Instructions for the task: Below is a set of records; print all of them exactly as written.

┄┄┄┄┄┄┄┄┄┄┄┄┄┄┄┄┄┄┄┄

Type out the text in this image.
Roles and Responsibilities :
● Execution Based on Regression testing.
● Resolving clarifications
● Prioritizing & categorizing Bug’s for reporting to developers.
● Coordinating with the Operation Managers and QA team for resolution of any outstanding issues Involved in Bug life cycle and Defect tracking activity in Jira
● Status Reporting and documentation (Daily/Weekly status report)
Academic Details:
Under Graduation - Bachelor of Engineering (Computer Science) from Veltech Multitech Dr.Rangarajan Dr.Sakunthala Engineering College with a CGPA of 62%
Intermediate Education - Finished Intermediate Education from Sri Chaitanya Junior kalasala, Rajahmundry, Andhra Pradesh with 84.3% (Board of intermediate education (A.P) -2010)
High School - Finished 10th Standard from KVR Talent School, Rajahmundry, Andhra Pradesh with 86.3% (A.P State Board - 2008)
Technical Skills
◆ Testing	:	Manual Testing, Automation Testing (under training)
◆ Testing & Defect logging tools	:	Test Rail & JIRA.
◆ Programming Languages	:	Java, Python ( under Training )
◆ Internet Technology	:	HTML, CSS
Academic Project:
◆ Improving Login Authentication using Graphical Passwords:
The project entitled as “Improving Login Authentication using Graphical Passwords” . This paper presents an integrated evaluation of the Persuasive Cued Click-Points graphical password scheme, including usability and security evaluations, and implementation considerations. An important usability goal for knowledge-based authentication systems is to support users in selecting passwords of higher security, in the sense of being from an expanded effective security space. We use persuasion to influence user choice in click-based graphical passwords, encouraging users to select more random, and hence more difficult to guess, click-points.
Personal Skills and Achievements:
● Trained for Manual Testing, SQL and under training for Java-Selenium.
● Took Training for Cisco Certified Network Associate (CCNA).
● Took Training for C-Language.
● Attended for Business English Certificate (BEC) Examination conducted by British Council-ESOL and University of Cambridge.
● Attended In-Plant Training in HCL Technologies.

┄┄┄┄┄┄┄┄┄┄┄┄┄┄┄┄┄┄┄┄

Written answer:
Type out the text in this image.
Roles and Responsibilities :
● Execution Based on Regression testing.
● Resolving clarifications
● Prioritizing & categorizing Bug’s for reporting to developers.
● Coordinating with the Operation Managers and QA team for resolution of any outstanding issues Involved in Bug life cycle and Defect tracking activity in Jira
● Status Reporting and documentation (Daily/Weekly status report)
Academic Details:
Under Graduation - Bachelor of Engineering (Computer Science) from Veltech Multitech Dr.Rangarajan Dr.Sakunthala Engineering College with a CGPA of 62%
Intermediate Education - Finished Intermediate Education from Sri Chaitanya Junior kalasala, Rajahmundry, Andhra Pradesh with 84.3% (Board of intermediate education (A.P) -2010)
High School - Finished 10th Standard from KVR Talent School, Rajahmundry, Andhra Pradesh with 86.3% (A.P State Board - 2008)
Technical Skills
◆ Testing	:	Manual Testing, Automation Testing (under training)
◆ Testing & Defect logging tools	:	Test Rail & JIRA.
◆ Programming Languages	:	Java, Python ( under Training )
◆ Internet Technology	:	HTML, CSS
Academic Project:
◆ Improving Login Authentication using Graphical Passwords:
The project entitled as “Improving Login Authentication using Graphical Passwords” . This paper presents an integrated evaluation of the Persuasive Cued Click-Points graphical password scheme, including usability and security evaluations, and implementation considerations. An important usability goal for knowledge-based authentication systems is to support users in selecting passwords of higher security, in the sense of being from an expanded effective security space. We use persuasion to influence user choice in click-based graphical passwords, encouraging users to select more random, and hence more difficult to guess, click-points.
Personal Skills and Achievements:
● Trained for Manual Testing, SQL and under training for Java-Selenium.
● Took Training for Cisco Certified Network Associate (CCNA).
● Took Training for C-Language.
● Attended for Business English Certificate (BEC) Examination conducted by British Council-ESOL and University of Cambridge.
● Attended In-Plant Training in HCL Technologies.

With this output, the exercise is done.